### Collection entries
★ ★ ★ ★ ★

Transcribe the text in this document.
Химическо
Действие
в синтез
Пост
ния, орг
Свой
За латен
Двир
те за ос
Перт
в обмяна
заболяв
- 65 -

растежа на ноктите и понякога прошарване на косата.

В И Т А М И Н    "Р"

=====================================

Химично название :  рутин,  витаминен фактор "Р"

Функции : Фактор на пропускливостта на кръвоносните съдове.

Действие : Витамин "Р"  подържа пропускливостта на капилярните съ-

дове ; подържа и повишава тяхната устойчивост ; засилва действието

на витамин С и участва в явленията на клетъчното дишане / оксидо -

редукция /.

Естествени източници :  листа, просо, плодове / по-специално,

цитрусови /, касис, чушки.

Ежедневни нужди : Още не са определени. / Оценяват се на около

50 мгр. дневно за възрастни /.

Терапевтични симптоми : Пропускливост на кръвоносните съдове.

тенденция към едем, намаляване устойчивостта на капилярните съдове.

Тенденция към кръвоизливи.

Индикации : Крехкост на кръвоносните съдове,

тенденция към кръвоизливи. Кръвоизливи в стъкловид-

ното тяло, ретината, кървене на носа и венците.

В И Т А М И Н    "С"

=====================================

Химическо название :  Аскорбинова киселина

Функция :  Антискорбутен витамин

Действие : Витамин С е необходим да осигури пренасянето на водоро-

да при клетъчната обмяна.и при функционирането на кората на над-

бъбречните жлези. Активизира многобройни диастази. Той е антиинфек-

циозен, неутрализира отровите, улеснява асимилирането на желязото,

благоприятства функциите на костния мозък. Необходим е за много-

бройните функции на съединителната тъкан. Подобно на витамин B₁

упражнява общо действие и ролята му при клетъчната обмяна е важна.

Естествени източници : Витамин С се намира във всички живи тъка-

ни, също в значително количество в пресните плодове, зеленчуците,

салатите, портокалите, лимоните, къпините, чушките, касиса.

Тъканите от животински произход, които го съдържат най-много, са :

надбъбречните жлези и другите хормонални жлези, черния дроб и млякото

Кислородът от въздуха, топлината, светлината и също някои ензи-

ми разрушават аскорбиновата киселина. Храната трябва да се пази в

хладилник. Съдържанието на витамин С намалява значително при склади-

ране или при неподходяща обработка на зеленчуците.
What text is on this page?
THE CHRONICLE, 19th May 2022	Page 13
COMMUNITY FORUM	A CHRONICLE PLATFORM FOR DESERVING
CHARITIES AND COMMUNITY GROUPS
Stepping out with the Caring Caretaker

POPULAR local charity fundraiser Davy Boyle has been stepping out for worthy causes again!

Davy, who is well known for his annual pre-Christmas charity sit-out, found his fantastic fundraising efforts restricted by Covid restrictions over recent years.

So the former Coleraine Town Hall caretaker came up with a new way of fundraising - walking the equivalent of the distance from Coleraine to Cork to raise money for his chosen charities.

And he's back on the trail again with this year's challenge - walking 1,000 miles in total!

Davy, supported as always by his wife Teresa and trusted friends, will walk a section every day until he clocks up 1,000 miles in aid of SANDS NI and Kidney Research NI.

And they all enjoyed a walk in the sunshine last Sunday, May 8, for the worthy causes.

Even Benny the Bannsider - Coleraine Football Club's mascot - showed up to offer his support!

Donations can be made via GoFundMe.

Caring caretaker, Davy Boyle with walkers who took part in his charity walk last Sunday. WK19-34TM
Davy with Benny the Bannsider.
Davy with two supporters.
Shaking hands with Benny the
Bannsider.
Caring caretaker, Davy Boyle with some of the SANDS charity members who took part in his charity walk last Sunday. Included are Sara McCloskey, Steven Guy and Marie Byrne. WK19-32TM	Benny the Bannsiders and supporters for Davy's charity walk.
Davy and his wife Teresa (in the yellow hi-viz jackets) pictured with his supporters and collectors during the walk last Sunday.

★ ★ ★ ★ ★

### GOAL OF THE EXERCISE
Look through the material above. Copy each line where the word "жлези" appears.

### ANSWER TO THIS PROBLEM
бъбречните жлези. Активизира многобройни диастази. Той е антиинфек-
надбъбречните жлези и другите хормонални жлези, черния дроб и млякото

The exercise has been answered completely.